* _Short problem_: Pick every line with "معاني" from the material below.
━━━━━ Records provided
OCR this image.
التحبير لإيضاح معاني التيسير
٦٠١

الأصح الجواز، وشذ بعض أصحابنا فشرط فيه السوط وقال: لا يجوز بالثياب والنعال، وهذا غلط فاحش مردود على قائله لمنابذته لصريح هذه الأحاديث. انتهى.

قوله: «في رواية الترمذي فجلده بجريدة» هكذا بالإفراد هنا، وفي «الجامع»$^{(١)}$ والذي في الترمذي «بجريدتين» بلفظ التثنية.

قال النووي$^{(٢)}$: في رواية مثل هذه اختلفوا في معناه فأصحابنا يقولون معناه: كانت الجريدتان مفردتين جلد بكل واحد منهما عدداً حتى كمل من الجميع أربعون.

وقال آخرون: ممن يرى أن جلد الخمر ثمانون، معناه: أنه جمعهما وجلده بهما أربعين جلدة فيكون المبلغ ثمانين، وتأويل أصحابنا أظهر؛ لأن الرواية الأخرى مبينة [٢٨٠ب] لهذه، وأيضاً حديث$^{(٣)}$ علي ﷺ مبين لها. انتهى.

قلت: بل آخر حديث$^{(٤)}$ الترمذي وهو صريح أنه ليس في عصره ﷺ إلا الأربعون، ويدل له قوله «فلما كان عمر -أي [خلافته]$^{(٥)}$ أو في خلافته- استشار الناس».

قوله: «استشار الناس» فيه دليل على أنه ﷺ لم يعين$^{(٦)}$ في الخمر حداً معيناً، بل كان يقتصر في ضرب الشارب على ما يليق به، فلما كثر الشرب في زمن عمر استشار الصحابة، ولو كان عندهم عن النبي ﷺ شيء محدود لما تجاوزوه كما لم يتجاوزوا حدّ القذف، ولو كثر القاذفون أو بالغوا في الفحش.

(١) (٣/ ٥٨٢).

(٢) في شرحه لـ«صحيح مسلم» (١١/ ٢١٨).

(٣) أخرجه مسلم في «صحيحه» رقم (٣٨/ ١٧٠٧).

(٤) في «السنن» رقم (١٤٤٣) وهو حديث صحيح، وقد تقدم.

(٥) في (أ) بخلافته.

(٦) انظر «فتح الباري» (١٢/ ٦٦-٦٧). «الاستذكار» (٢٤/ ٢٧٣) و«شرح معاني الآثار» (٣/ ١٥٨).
━━━━━━━━━━
━━━━━ Records provided
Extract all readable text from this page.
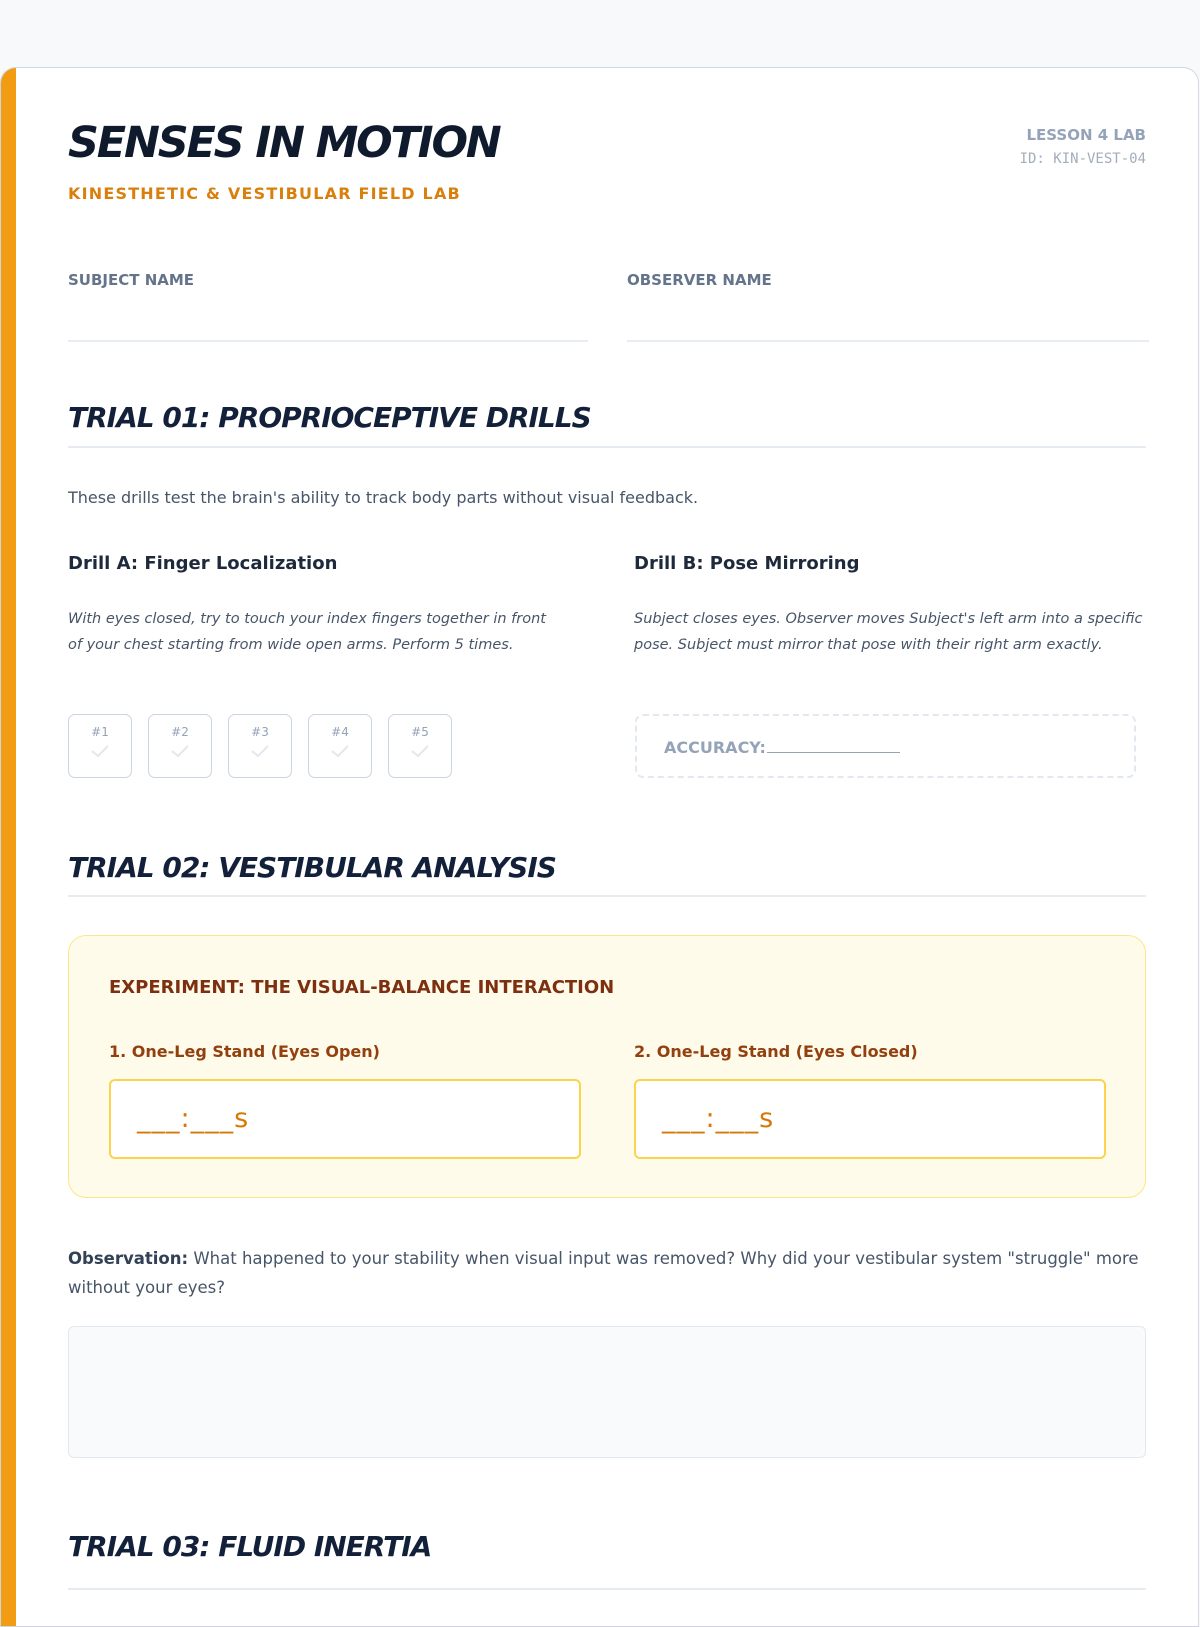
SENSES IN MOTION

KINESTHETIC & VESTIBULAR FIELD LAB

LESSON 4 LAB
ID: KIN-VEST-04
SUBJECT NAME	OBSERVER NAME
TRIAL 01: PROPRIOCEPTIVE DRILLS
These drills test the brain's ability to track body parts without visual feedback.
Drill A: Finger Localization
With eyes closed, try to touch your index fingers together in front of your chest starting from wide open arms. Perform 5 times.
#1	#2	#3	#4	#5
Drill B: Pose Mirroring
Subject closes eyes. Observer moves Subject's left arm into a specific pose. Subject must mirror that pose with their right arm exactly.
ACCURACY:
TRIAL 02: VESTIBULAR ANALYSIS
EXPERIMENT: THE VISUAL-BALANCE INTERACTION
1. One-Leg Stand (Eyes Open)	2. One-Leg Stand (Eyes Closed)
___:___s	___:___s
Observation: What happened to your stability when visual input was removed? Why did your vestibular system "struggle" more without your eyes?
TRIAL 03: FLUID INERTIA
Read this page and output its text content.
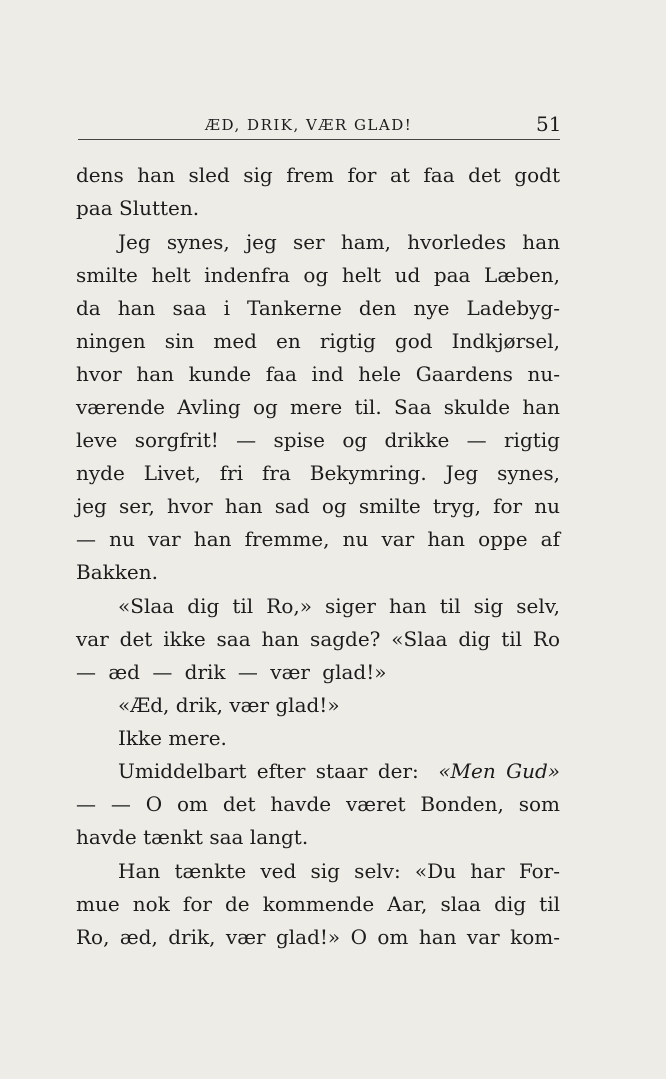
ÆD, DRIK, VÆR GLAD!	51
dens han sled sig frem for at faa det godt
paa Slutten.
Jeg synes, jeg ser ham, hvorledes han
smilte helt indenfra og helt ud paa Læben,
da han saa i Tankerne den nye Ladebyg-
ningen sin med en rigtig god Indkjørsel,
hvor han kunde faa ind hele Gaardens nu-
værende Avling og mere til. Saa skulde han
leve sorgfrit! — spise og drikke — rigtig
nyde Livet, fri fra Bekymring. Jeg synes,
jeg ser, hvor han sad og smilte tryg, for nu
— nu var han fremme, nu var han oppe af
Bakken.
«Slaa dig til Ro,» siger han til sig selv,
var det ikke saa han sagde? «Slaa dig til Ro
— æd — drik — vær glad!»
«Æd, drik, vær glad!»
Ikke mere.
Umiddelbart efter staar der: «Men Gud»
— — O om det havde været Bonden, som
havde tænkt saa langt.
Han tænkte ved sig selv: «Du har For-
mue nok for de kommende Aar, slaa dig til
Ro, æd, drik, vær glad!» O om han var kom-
━━━━━━━━━━
* _Expected answer_:
التحبير لإيضاح معاني التيسير
(٦) انظر «فتح الباري» (١٢/ ٦٦-٦٧). «الاستذكار» (٢٤/ ٢٧٣) و«شرح معاني الآثار» (٣/ ١٥٨).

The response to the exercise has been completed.